■ **Exercise aim**: Take every line from the listing below that includes "page" and copy it.

■ **Input rows**:
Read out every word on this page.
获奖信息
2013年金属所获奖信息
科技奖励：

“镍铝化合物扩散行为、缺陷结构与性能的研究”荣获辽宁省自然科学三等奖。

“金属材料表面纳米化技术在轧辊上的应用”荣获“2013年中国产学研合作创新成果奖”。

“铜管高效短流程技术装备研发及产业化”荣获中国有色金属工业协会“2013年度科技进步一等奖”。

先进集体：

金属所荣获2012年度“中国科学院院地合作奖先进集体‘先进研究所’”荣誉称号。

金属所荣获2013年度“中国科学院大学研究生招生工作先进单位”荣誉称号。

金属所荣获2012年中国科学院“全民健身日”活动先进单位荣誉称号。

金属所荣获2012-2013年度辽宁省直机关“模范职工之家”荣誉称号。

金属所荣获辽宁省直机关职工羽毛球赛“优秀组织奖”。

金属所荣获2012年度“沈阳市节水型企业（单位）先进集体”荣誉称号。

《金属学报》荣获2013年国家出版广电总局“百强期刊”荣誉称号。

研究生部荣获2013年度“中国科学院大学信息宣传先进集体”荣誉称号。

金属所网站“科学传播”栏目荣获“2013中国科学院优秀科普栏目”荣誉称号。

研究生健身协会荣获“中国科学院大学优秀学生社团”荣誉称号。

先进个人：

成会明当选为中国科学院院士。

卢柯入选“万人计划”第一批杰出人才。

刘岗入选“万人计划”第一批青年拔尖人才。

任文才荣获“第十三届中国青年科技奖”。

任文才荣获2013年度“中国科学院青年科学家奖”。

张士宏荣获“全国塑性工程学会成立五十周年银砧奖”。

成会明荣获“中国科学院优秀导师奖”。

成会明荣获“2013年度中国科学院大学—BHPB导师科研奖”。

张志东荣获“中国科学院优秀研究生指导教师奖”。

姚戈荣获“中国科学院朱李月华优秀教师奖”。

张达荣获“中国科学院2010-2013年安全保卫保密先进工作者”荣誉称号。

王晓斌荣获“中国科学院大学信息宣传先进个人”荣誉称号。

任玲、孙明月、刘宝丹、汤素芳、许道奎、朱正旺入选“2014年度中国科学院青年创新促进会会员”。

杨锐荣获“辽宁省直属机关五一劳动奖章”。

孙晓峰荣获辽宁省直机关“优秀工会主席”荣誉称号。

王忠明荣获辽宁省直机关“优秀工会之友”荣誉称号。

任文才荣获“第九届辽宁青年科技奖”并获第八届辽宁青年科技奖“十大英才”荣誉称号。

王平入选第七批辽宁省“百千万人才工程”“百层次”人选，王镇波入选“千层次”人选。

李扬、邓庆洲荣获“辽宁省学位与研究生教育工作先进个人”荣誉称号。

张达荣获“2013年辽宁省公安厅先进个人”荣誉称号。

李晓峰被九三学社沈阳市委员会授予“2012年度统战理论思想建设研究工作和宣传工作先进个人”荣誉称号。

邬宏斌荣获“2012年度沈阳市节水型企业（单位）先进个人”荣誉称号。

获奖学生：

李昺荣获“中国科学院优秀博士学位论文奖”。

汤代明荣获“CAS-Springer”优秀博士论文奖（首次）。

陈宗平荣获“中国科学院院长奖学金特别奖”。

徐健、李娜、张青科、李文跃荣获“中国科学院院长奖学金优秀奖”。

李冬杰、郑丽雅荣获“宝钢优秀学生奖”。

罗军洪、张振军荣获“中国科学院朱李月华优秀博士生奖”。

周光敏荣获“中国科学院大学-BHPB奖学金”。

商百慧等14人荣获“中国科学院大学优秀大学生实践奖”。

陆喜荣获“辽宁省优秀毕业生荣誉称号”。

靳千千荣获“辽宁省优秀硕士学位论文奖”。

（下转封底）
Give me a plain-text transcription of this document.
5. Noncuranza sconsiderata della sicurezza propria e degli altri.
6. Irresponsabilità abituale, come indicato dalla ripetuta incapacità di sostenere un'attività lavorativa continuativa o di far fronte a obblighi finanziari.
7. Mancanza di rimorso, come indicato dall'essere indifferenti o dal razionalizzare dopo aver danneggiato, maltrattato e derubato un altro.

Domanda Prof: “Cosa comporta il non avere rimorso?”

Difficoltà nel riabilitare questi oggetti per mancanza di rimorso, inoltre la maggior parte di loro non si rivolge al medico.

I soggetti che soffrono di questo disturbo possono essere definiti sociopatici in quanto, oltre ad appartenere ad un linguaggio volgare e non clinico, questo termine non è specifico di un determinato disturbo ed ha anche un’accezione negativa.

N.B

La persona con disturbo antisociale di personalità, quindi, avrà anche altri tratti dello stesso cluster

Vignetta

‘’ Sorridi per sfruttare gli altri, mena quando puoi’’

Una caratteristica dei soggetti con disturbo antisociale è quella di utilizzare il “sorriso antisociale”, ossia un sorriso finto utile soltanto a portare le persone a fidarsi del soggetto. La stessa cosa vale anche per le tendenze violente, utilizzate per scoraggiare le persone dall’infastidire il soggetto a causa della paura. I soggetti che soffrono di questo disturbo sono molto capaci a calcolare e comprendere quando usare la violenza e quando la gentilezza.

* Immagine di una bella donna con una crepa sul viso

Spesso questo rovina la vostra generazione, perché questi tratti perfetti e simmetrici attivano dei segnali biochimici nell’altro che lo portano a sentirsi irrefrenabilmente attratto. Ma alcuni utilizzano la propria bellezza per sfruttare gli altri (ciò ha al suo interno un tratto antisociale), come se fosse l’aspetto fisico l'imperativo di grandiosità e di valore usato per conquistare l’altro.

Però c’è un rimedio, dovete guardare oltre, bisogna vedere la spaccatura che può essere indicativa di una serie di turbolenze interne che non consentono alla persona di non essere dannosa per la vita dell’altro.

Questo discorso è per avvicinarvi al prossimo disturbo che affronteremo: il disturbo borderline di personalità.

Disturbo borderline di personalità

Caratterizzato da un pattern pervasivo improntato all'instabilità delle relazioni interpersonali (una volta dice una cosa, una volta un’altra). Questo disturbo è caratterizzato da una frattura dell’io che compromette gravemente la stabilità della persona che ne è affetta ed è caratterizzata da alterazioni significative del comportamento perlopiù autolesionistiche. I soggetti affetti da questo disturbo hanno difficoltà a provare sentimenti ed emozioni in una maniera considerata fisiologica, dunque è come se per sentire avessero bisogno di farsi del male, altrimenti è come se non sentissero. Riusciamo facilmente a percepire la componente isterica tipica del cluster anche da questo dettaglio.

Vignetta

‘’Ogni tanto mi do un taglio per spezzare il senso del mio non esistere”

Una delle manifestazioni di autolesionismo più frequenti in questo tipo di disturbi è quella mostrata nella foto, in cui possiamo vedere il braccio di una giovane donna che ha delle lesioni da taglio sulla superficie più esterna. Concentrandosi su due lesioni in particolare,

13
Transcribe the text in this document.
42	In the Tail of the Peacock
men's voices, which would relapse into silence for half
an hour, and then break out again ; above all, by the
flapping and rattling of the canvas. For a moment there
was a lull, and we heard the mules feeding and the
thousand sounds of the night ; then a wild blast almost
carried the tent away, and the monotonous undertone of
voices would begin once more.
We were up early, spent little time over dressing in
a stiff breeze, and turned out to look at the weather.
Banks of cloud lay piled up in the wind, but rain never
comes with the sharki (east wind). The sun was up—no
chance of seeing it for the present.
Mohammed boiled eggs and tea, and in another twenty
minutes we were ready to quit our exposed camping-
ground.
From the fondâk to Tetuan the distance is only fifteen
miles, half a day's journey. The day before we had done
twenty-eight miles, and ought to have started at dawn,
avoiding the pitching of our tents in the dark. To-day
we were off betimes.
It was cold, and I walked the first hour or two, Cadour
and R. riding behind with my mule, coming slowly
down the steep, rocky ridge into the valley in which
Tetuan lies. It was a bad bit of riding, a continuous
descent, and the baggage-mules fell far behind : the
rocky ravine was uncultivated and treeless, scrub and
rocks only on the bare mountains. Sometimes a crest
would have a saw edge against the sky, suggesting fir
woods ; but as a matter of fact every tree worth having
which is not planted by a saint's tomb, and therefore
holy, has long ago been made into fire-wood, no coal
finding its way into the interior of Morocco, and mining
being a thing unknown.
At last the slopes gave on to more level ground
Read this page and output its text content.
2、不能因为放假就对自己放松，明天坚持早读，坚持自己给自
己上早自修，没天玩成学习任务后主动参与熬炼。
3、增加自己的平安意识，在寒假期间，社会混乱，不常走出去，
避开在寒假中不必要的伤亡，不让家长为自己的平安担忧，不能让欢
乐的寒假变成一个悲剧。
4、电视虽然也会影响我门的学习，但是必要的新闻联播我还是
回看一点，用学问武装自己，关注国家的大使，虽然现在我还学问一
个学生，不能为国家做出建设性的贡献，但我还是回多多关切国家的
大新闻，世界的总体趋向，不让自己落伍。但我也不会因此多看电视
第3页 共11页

■ **Task result**:
Read out every word on this page.
Read this page and output its text content.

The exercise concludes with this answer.